◆ DATA FOR THIS TASK

—————

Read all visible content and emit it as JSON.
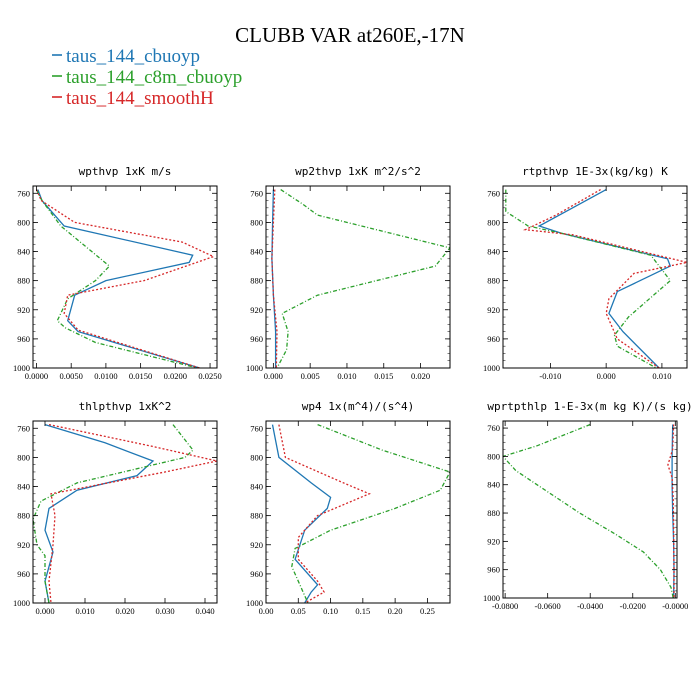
{
  "title": "CLUBB VAR at260E,-17N",
  "legend": [
    {
      "name": "taus_144_cbuoyp",
      "color": "#1f77b4"
    },
    {
      "name": "taus_144_c8m_cbuoyp",
      "color": "#2ca02c"
    },
    {
      "name": "taus_144_smoothH",
      "color": "#d62728"
    }
  ],
  "chart_data": [
    {
      "type": "line",
      "title": "wpthvp  1xK m/s",
      "xlim": [
        -0.0005,
        0.026
      ],
      "ylim": [
        1000,
        750
      ],
      "xticks": [
        {
          "v": 0.0,
          "t": "0.0000"
        },
        {
          "v": 0.005,
          "t": "0.0050"
        },
        {
          "v": 0.01,
          "t": "0.0100"
        },
        {
          "v": 0.015,
          "t": "0.0150"
        },
        {
          "v": 0.02,
          "t": "0.0200"
        },
        {
          "v": 0.025,
          "t": "0.0250"
        }
      ],
      "yticks": [
        760,
        800,
        840,
        880,
        920,
        960,
        1000
      ],
      "series": [
        {
          "name": "taus_144_cbuoyp",
          "y": [
            755,
            770,
            805,
            845,
            855,
            880,
            900,
            935,
            950,
            1000
          ],
          "x": [
            0.0002,
            0.0008,
            0.004,
            0.0225,
            0.022,
            0.01,
            0.0055,
            0.0045,
            0.006,
            0.0235
          ]
        },
        {
          "name": "taus_144_c8m_cbuoyp",
          "y": [
            755,
            770,
            805,
            860,
            880,
            905,
            935,
            945,
            965,
            1000
          ],
          "x": [
            0.0,
            0.0008,
            0.0035,
            0.0105,
            0.0085,
            0.0045,
            0.003,
            0.0042,
            0.0085,
            0.0232
          ]
        },
        {
          "name": "taus_144_smoothH",
          "y": [
            755,
            770,
            800,
            827,
            847,
            880,
            900,
            925,
            948,
            1000
          ],
          "x": [
            0.0,
            0.0007,
            0.0055,
            0.021,
            0.0255,
            0.0155,
            0.0045,
            0.004,
            0.006,
            0.0235
          ]
        }
      ]
    },
    {
      "type": "line",
      "title": "wp2thvp  1xK m^2/s^2",
      "xlim": [
        -0.001,
        0.024
      ],
      "ylim": [
        1000,
        750
      ],
      "xticks": [
        {
          "v": 0.0,
          "t": "0.000"
        },
        {
          "v": 0.005,
          "t": "0.005"
        },
        {
          "v": 0.01,
          "t": "0.010"
        },
        {
          "v": 0.015,
          "t": "0.015"
        },
        {
          "v": 0.02,
          "t": "0.020"
        }
      ],
      "yticks": [
        760,
        800,
        840,
        880,
        920,
        960,
        1000
      ],
      "series": [
        {
          "name": "taus_144_cbuoyp",
          "y": [
            755,
            800,
            850,
            900,
            950,
            1000
          ],
          "x": [
            0.0,
            -0.0001,
            -0.0002,
            0.0,
            0.0003,
            0.0003
          ]
        },
        {
          "name": "taus_144_c8m_cbuoyp",
          "y": [
            755,
            775,
            790,
            835,
            860,
            900,
            925,
            950,
            975,
            1000
          ],
          "x": [
            0.001,
            0.004,
            0.006,
            0.024,
            0.022,
            0.006,
            0.0012,
            0.002,
            0.0018,
            0.0005
          ]
        },
        {
          "name": "taus_144_smoothH",
          "y": [
            755,
            800,
            850,
            900,
            950,
            1000
          ],
          "x": [
            0.0002,
            0.0,
            -0.0002,
            0.0,
            0.0005,
            0.0004
          ]
        }
      ]
    },
    {
      "type": "line",
      "title": "rtpthvp  1E-3x(kg/kg) K",
      "xlim": [
        -0.0185,
        0.0145
      ],
      "ylim": [
        1000,
        750
      ],
      "xticks": [
        {
          "v": -0.01,
          "t": "-0.010"
        },
        {
          "v": 0.0,
          "t": "0.000"
        },
        {
          "v": 0.01,
          "t": "0.010"
        }
      ],
      "yticks": [
        760,
        800,
        840,
        880,
        920,
        960,
        1000
      ],
      "series": [
        {
          "name": "taus_144_cbuoyp",
          "y": [
            755,
            780,
            805,
            815,
            850,
            860,
            895,
            925,
            950,
            1000
          ],
          "x": [
            0.0,
            -0.006,
            -0.012,
            -0.008,
            0.011,
            0.0115,
            0.002,
            0.0005,
            0.003,
            0.0095
          ]
        },
        {
          "name": "taus_144_c8m_cbuoyp",
          "y": [
            755,
            785,
            805,
            815,
            845,
            880,
            930,
            955,
            970,
            1000
          ],
          "x": [
            -0.018,
            -0.018,
            -0.014,
            -0.008,
            0.008,
            0.0115,
            0.004,
            0.0015,
            0.002,
            0.009
          ]
        },
        {
          "name": "taus_144_smoothH",
          "y": [
            755,
            790,
            810,
            817,
            855,
            870,
            905,
            925,
            960,
            1000
          ],
          "x": [
            -0.001,
            -0.009,
            -0.0145,
            -0.006,
            0.0145,
            0.005,
            0.0005,
            0.0,
            0.002,
            0.0095
          ]
        }
      ]
    },
    {
      "type": "line",
      "title": "thlpthvp  1xK^2",
      "xlim": [
        -0.003,
        0.043
      ],
      "ylim": [
        1000,
        750
      ],
      "xticks": [
        {
          "v": 0.0,
          "t": "0.000"
        },
        {
          "v": 0.01,
          "t": "0.010"
        },
        {
          "v": 0.02,
          "t": "0.020"
        },
        {
          "v": 0.03,
          "t": "0.030"
        },
        {
          "v": 0.04,
          "t": "0.040"
        }
      ],
      "yticks": [
        760,
        800,
        840,
        880,
        920,
        960,
        1000
      ],
      "series": [
        {
          "name": "taus_144_cbuoyp",
          "y": [
            755,
            780,
            805,
            825,
            845,
            870,
            900,
            930,
            970,
            1000
          ],
          "x": [
            0.0,
            0.015,
            0.027,
            0.023,
            0.008,
            0.001,
            0.0,
            0.002,
            0.0,
            0.001
          ]
        },
        {
          "name": "taus_144_c8m_cbuoyp",
          "y": [
            755,
            790,
            800,
            835,
            860,
            885,
            920,
            935,
            970,
            1000
          ],
          "x": [
            0.032,
            0.037,
            0.035,
            0.008,
            -0.001,
            -0.003,
            -0.002,
            0.0,
            0.0,
            0.001
          ]
        },
        {
          "name": "taus_144_smoothH",
          "y": [
            755,
            785,
            805,
            820,
            850,
            880,
            920,
            970,
            1000
          ],
          "x": [
            0.001,
            0.027,
            0.043,
            0.03,
            0.0015,
            0.0025,
            0.002,
            0.001,
            0.0015
          ]
        }
      ]
    },
    {
      "type": "line",
      "title": "wp4  1x(m^4)/(s^4)",
      "xlim": [
        0.0,
        0.285
      ],
      "ylim": [
        1000,
        750
      ],
      "xticks": [
        {
          "v": 0.0,
          "t": "0.00"
        },
        {
          "v": 0.05,
          "t": "0.05"
        },
        {
          "v": 0.1,
          "t": "0.10"
        },
        {
          "v": 0.15,
          "t": "0.15"
        },
        {
          "v": 0.2,
          "t": "0.20"
        },
        {
          "v": 0.25,
          "t": "0.25"
        }
      ],
      "yticks": [
        760,
        800,
        840,
        880,
        920,
        960,
        1000
      ],
      "series": [
        {
          "name": "taus_144_cbuoyp",
          "y": [
            755,
            800,
            835,
            855,
            870,
            900,
            940,
            960,
            975,
            985,
            1000
          ],
          "x": [
            0.01,
            0.02,
            0.07,
            0.1,
            0.095,
            0.06,
            0.045,
            0.065,
            0.08,
            0.07,
            0.06
          ]
        },
        {
          "name": "taus_144_c8m_cbuoyp",
          "y": [
            755,
            790,
            820,
            845,
            870,
            900,
            925,
            950,
            970,
            990,
            1000
          ],
          "x": [
            0.08,
            0.18,
            0.285,
            0.27,
            0.2,
            0.1,
            0.045,
            0.04,
            0.05,
            0.06,
            0.065
          ]
        },
        {
          "name": "taus_144_smoothH",
          "y": [
            755,
            800,
            835,
            850,
            880,
            910,
            940,
            970,
            985,
            1000
          ],
          "x": [
            0.02,
            0.03,
            0.12,
            0.16,
            0.08,
            0.05,
            0.05,
            0.08,
            0.09,
            0.06
          ]
        }
      ]
    },
    {
      "type": "line",
      "title": "wprtpthlp  1-E-3x(m kg K)/(s kg)",
      "xlim": [
        -0.081,
        0.0008
      ],
      "ylim": [
        1000,
        750
      ],
      "xticks": [
        {
          "v": -0.08,
          "t": "-0.0800"
        },
        {
          "v": -0.06,
          "t": "-0.0600"
        },
        {
          "v": -0.04,
          "t": "-0.0400"
        },
        {
          "v": -0.02,
          "t": "-0.0200"
        },
        {
          "v": 0.0,
          "t": "-0.0000"
        }
      ],
      "yticks": [
        760,
        800,
        840,
        880,
        920,
        960,
        1000
      ],
      "series": [
        {
          "name": "taus_144_cbuoyp",
          "y": [
            755,
            800,
            840,
            880,
            920,
            960,
            1000
          ],
          "x": [
            -0.0012,
            -0.0015,
            -0.0015,
            -0.0012,
            -0.0008,
            -0.0006,
            -0.0008
          ]
        },
        {
          "name": "taus_144_c8m_cbuoyp",
          "y": [
            755,
            785,
            800,
            820,
            850,
            880,
            910,
            935,
            960,
            985,
            1000
          ],
          "x": [
            -0.04,
            -0.065,
            -0.081,
            -0.075,
            -0.06,
            -0.045,
            -0.028,
            -0.015,
            -0.007,
            -0.002,
            -0.001
          ]
        },
        {
          "name": "taus_144_smoothH",
          "y": [
            755,
            790,
            812,
            830,
            860,
            900,
            960,
            1000
          ],
          "x": [
            -0.0008,
            -0.0012,
            -0.0035,
            -0.0015,
            -0.001,
            -0.0008,
            -0.0006,
            -0.0006
          ]
        }
      ]
    }
  ]
}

—————

◆ GIVEN EXERCISE
Which lines hold the word "color"? Copy all of them.

◆ IN RESPONSE
      "color": "#1f77b4"
      "color": "#2ca02c"
      "color": "#d62728"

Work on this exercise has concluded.